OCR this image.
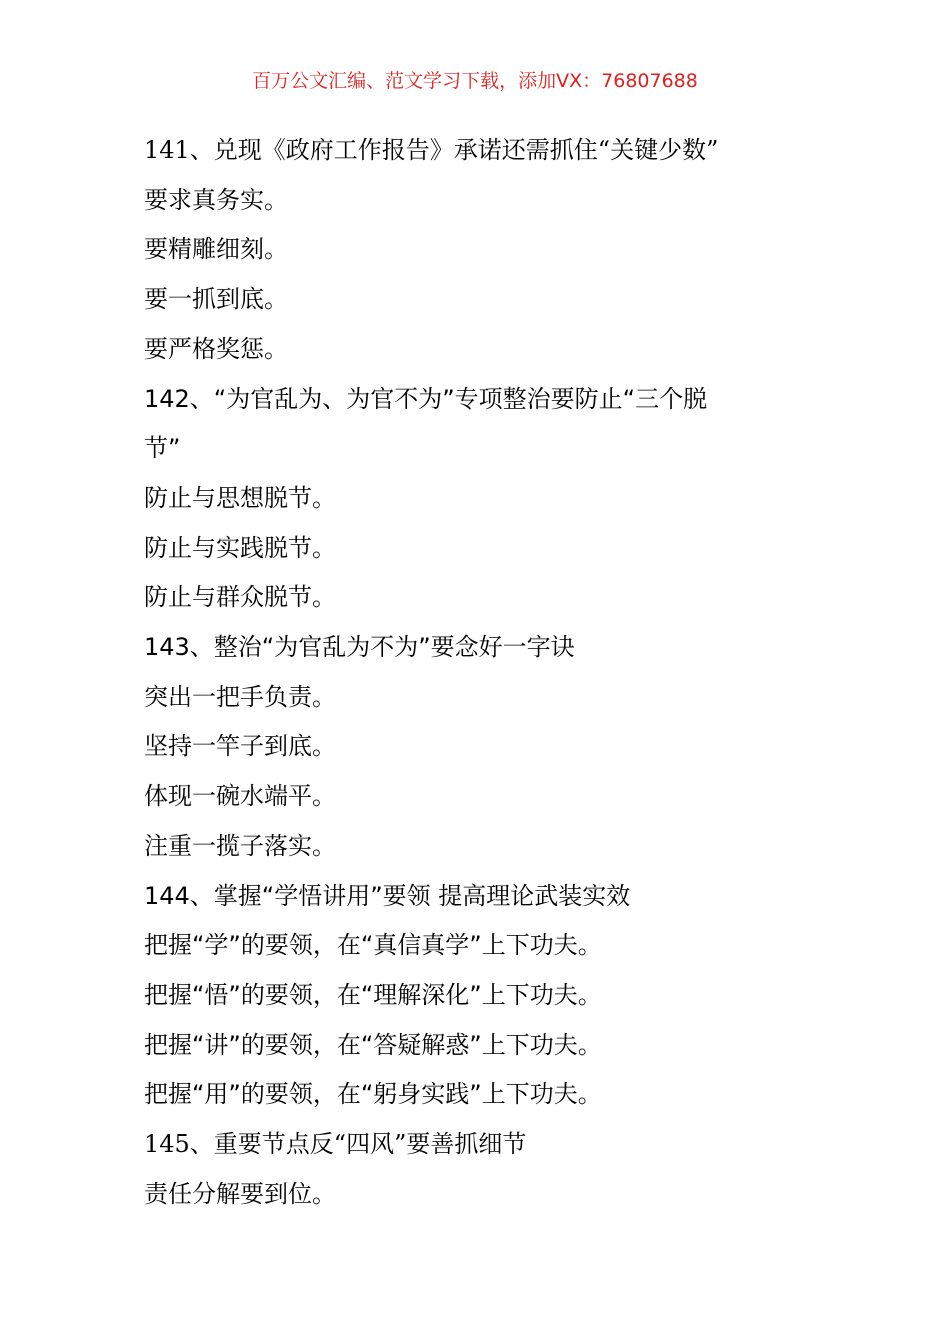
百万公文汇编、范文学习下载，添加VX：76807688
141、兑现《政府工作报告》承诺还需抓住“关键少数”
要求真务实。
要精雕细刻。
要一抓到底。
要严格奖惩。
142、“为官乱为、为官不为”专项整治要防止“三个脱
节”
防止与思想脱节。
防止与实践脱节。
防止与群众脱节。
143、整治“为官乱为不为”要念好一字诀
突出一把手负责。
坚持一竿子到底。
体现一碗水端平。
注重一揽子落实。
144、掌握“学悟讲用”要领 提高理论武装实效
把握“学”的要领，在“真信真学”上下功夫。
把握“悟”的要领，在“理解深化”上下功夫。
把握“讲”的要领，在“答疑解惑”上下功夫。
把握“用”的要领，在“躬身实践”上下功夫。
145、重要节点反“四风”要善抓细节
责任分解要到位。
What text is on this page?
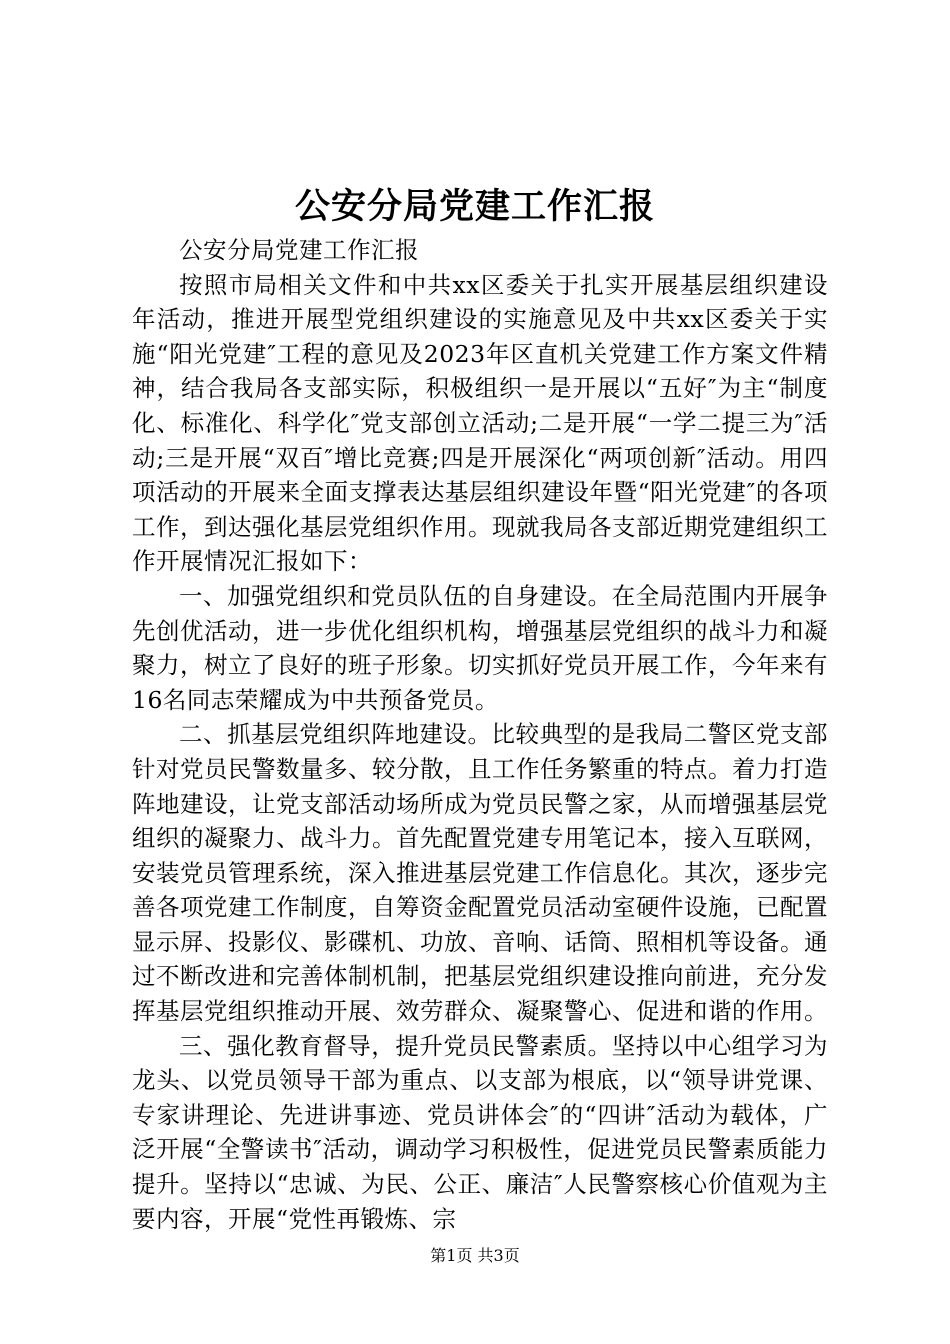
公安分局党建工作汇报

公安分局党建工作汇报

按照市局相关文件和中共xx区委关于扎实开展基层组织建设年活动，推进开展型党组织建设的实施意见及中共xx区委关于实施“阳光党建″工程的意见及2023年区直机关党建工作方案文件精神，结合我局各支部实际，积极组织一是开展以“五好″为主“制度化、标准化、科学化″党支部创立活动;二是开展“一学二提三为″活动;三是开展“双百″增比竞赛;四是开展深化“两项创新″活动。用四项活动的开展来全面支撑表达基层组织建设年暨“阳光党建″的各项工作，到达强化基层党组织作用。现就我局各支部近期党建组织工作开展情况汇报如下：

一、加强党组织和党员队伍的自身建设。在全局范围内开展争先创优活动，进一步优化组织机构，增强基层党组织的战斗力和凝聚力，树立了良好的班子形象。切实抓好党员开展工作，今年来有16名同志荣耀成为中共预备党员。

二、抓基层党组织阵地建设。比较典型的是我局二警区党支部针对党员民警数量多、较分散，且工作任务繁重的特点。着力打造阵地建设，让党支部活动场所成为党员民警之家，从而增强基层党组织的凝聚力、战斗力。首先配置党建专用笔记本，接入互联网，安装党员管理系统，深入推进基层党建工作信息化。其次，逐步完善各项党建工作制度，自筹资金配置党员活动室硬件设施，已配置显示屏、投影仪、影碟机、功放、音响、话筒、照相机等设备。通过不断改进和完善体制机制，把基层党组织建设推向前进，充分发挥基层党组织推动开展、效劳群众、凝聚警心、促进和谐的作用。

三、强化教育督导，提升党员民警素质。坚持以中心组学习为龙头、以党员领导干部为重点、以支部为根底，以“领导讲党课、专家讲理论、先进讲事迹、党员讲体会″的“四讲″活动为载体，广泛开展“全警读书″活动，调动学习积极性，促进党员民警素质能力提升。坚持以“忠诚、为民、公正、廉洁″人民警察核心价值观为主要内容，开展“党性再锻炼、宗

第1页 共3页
◆ ◆ ◆ ◆ ◆
Set problem.
Quote the full listing above word for word; exclude every picture from the copy.

Full output.
OCR this image.
百万公文汇编、范文学习下载，添加VX：76807688
141、兑现《政府工作报告》承诺还需抓住“关键少数”
要求真务实。
要精雕细刻。
要一抓到底。
要严格奖惩。
142、“为官乱为、为官不为”专项整治要防止“三个脱
节”
防止与思想脱节。
防止与实践脱节。
防止与群众脱节。
143、整治“为官乱为不为”要念好一字诀
突出一把手负责。
坚持一竿子到底。
体现一碗水端平。
注重一揽子落实。
144、掌握“学悟讲用”要领 提高理论武装实效
把握“学”的要领，在“真信真学”上下功夫。
把握“悟”的要领，在“理解深化”上下功夫。
把握“讲”的要领，在“答疑解惑”上下功夫。
把握“用”的要领，在“躬身实践”上下功夫。
145、重要节点反“四风”要善抓细节
责任分解要到位。
What text is on this page?
公安分局党建工作汇报

公安分局党建工作汇报

按照市局相关文件和中共xx区委关于扎实开展基层组织建设年活动，推进开展型党组织建设的实施意见及中共xx区委关于实施“阳光党建″工程的意见及2023年区直机关党建工作方案文件精神，结合我局各支部实际，积极组织一是开展以“五好″为主“制度化、标准化、科学化″党支部创立活动;二是开展“一学二提三为″活动;三是开展“双百″增比竞赛;四是开展深化“两项创新″活动。用四项活动的开展来全面支撑表达基层组织建设年暨“阳光党建″的各项工作，到达强化基层党组织作用。现就我局各支部近期党建组织工作开展情况汇报如下：

一、加强党组织和党员队伍的自身建设。在全局范围内开展争先创优活动，进一步优化组织机构，增强基层党组织的战斗力和凝聚力，树立了良好的班子形象。切实抓好党员开展工作，今年来有16名同志荣耀成为中共预备党员。

二、抓基层党组织阵地建设。比较典型的是我局二警区党支部针对党员民警数量多、较分散，且工作任务繁重的特点。着力打造阵地建设，让党支部活动场所成为党员民警之家，从而增强基层党组织的凝聚力、战斗力。首先配置党建专用笔记本，接入互联网，安装党员管理系统，深入推进基层党建工作信息化。其次，逐步完善各项党建工作制度，自筹资金配置党员活动室硬件设施，已配置显示屏、投影仪、影碟机、功放、音响、话筒、照相机等设备。通过不断改进和完善体制机制，把基层党组织建设推向前进，充分发挥基层党组织推动开展、效劳群众、凝聚警心、促进和谐的作用。

三、强化教育督导，提升党员民警素质。坚持以中心组学习为龙头、以党员领导干部为重点、以支部为根底，以“领导讲党课、专家讲理论、先进讲事迹、党员讲体会″的“四讲″活动为载体，广泛开展“全警读书″活动，调动学习积极性，促进党员民警素质能力提升。坚持以“忠诚、为民、公正、廉洁″人民警察核心价值观为主要内容，开展“党性再锻炼、宗

第1页 共3页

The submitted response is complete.